[Short exercise]: Return exactly the span of lines that opens with the line containing "Give me the" and closes with the last line of the data, inclusive.

Excerpts from a figure dataset
____________________

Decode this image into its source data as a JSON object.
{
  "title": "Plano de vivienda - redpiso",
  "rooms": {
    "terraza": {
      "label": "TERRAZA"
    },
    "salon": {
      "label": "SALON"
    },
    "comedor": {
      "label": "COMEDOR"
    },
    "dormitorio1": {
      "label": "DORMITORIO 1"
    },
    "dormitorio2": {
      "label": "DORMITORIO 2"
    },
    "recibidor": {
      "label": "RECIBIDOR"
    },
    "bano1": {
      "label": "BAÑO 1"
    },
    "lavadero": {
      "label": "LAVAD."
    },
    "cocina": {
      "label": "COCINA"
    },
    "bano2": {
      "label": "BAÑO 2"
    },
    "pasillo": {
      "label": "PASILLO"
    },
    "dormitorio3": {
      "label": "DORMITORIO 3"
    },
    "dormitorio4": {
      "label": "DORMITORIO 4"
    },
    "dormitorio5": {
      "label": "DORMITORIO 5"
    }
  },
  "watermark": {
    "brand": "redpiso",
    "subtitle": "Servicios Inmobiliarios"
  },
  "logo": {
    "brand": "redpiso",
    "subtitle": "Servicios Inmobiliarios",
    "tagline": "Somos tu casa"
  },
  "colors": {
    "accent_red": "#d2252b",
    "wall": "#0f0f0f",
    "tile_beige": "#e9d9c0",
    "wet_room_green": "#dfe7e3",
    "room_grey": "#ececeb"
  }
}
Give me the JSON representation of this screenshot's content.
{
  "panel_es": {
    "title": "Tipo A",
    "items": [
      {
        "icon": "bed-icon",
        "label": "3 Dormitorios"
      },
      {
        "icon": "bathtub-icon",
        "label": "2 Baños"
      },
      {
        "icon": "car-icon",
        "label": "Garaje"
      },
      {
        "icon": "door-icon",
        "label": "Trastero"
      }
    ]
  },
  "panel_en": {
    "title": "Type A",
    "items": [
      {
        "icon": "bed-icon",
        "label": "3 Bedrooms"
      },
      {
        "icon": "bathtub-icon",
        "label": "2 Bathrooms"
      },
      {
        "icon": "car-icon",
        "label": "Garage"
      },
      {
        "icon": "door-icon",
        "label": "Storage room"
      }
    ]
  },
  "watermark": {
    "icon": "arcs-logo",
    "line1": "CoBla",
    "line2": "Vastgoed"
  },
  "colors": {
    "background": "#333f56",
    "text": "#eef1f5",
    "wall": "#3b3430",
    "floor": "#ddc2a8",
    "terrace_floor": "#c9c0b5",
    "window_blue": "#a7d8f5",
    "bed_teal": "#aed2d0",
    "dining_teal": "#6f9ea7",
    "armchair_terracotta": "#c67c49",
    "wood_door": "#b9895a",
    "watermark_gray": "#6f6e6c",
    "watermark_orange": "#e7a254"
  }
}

____________________

[Solution for this exercise]:
Give me the JSON representation of this screenshot's content.
{
  "panel_es": {
    "title": "Tipo A",
    "items": [
      {
        "icon": "bed-icon",
        "label": "3 Dormitorios"
      },
      {
        "icon": "bathtub-icon",
        "label": "2 Baños"
      },
      {
        "icon": "car-icon",
        "label": "Garaje"
      },
      {
        "icon": "door-icon",
        "label": "Trastero"
      }
    ]
  },
  "panel_en": {
    "title": "Type A",
    "items": [
      {
        "icon": "bed-icon",
        "label": "3 Bedrooms"
      },
      {
        "icon": "bathtub-icon",
        "label": "2 Bathrooms"
      },
      {
        "icon": "car-icon",
        "label": "Garage"
      },
      {
        "icon": "door-icon",
        "label": "Storage room"
      }
    ]
  },
  "watermark": {
    "icon": "arcs-logo",
    "line1": "CoBla",
    "line2": "Vastgoed"
  },
  "colors": {
    "background": "#333f56",
    "text": "#eef1f5",
    "wall": "#3b3430",
    "floor": "#ddc2a8",
    "terrace_floor": "#c9c0b5",
    "window_blue": "#a7d8f5",
    "bed_teal": "#aed2d0",
    "dining_teal": "#6f9ea7",
    "armchair_terracotta": "#c67c49",
    "wood_door": "#b9895a",
    "watermark_gray": "#6f6e6c",
    "watermark_orange": "#e7a254"
  }
}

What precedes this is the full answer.